> **WHAT THE TASK ASKS**
Write out each line of the listing as it stands, without the images.
-- Start of GIVEN ENTRIES --
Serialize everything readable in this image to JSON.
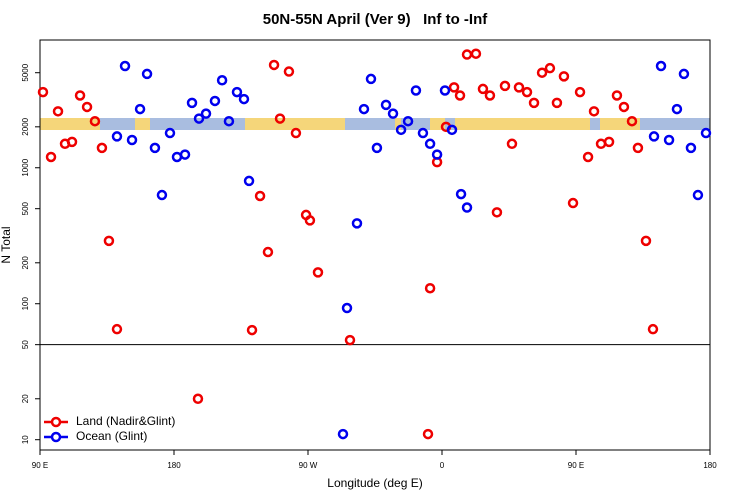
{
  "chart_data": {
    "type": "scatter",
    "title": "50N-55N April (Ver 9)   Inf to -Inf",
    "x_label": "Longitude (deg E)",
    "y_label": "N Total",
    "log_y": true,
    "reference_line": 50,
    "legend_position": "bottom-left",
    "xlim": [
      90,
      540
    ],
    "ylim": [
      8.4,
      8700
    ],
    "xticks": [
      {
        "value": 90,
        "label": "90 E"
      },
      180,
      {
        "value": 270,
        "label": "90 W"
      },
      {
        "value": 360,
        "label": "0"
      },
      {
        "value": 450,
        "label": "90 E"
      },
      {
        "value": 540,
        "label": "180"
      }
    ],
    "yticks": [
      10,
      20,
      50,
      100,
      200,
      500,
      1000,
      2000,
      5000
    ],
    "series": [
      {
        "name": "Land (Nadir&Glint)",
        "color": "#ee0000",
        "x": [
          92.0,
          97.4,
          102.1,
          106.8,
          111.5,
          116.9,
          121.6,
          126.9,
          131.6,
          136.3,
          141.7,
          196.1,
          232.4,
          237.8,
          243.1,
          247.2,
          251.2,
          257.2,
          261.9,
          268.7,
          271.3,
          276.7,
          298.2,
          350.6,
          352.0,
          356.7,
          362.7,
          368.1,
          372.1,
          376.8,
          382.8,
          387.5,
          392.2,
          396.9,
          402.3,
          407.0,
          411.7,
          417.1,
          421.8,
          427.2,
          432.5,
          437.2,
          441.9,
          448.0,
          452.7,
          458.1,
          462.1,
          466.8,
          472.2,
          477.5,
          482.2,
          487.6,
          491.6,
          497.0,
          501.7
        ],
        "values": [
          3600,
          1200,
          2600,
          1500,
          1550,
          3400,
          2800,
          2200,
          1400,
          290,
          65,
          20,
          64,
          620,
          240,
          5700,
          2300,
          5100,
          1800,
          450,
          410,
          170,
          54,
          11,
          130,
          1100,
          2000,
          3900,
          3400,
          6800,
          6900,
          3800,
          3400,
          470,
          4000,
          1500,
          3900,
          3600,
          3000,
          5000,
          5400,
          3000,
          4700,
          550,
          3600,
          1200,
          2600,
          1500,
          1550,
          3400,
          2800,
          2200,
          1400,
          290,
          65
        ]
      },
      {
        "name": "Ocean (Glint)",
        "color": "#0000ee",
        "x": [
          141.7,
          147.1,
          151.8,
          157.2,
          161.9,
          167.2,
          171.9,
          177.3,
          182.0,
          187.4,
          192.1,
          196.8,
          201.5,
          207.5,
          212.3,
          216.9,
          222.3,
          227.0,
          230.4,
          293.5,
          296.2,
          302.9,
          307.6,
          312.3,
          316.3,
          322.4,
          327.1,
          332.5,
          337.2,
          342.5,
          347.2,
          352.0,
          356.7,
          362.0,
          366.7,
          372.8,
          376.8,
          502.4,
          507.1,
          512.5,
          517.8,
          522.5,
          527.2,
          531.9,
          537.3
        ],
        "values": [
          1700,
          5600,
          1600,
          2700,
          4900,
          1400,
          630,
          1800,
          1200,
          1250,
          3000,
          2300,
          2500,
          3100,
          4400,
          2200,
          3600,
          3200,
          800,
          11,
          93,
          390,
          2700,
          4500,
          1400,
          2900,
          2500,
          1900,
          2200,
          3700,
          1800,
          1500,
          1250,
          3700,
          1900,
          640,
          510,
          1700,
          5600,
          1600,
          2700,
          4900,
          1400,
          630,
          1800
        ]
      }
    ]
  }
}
-- End of GIVEN ENTRIES --
> **REPLY TO THE TASK**
Serialize everything readable in this image to JSON.
{
  "chart_data": {
    "type": "scatter",
    "title": "50N-55N April (Ver 9)   Inf to -Inf",
    "x_label": "Longitude (deg E)",
    "y_label": "N Total",
    "log_y": true,
    "reference_line": 50,
    "legend_position": "bottom-left",
    "xlim": [
      90,
      540
    ],
    "ylim": [
      8.4,
      8700
    ],
    "xticks": [
      {
        "value": 90,
        "label": "90 E"
      },
      180,
      {
        "value": 270,
        "label": "90 W"
      },
      {
        "value": 360,
        "label": "0"
      },
      {
        "value": 450,
        "label": "90 E"
      },
      {
        "value": 540,
        "label": "180"
      }
    ],
    "yticks": [
      10,
      20,
      50,
      100,
      200,
      500,
      1000,
      2000,
      5000
    ],
    "series": [
      {
        "name": "Land (Nadir&Glint)",
        "color": "#ee0000",
        "x": [
          92.0,
          97.4,
          102.1,
          106.8,
          111.5,
          116.9,
          121.6,
          126.9,
          131.6,
          136.3,
          141.7,
          196.1,
          232.4,
          237.8,
          243.1,
          247.2,
          251.2,
          257.2,
          261.9,
          268.7,
          271.3,
          276.7,
          298.2,
          350.6,
          352.0,
          356.7,
          362.7,
          368.1,
          372.1,
          376.8,
          382.8,
          387.5,
          392.2,
          396.9,
          402.3,
          407.0,
          411.7,
          417.1,
          421.8,
          427.2,
          432.5,
          437.2,
          441.9,
          448.0,
          452.7,
          458.1,
          462.1,
          466.8,
          472.2,
          477.5,
          482.2,
          487.6,
          491.6,
          497.0,
          501.7
        ],
        "values": [
          3600,
          1200,
          2600,
          1500,
          1550,
          3400,
          2800,
          2200,
          1400,
          290,
          65,
          20,
          64,
          620,
          240,
          5700,
          2300,
          5100,
          1800,
          450,
          410,
          170,
          54,
          11,
          130,
          1100,
          2000,
          3900,
          3400,
          6800,
          6900,
          3800,
          3400,
          470,
          4000,
          1500,
          3900,
          3600,
          3000,
          5000,
          5400,
          3000,
          4700,
          550,
          3600,
          1200,
          2600,
          1500,
          1550,
          3400,
          2800,
          2200,
          1400,
          290,
          65
        ]
      },
      {
        "name": "Ocean (Glint)",
        "color": "#0000ee",
        "x": [
          141.7,
          147.1,
          151.8,
          157.2,
          161.9,
          167.2,
          171.9,
          177.3,
          182.0,
          187.4,
          192.1,
          196.8,
          201.5,
          207.5,
          212.3,
          216.9,
          222.3,
          227.0,
          230.4,
          293.5,
          296.2,
          302.9,
          307.6,
          312.3,
          316.3,
          322.4,
          327.1,
          332.5,
          337.2,
          342.5,
          347.2,
          352.0,
          356.7,
          362.0,
          366.7,
          372.8,
          376.8,
          502.4,
          507.1,
          512.5,
          517.8,
          522.5,
          527.2,
          531.9,
          537.3
        ],
        "values": [
          1700,
          5600,
          1600,
          2700,
          4900,
          1400,
          630,
          1800,
          1200,
          1250,
          3000,
          2300,
          2500,
          3100,
          4400,
          2200,
          3600,
          3200,
          800,
          11,
          93,
          390,
          2700,
          4500,
          1400,
          2900,
          2500,
          1900,
          2200,
          3700,
          1800,
          1500,
          1250,
          3700,
          1900,
          640,
          510,
          1700,
          5600,
          1600,
          2700,
          4900,
          1400,
          630,
          1800
        ]
      }
    ]
  }
}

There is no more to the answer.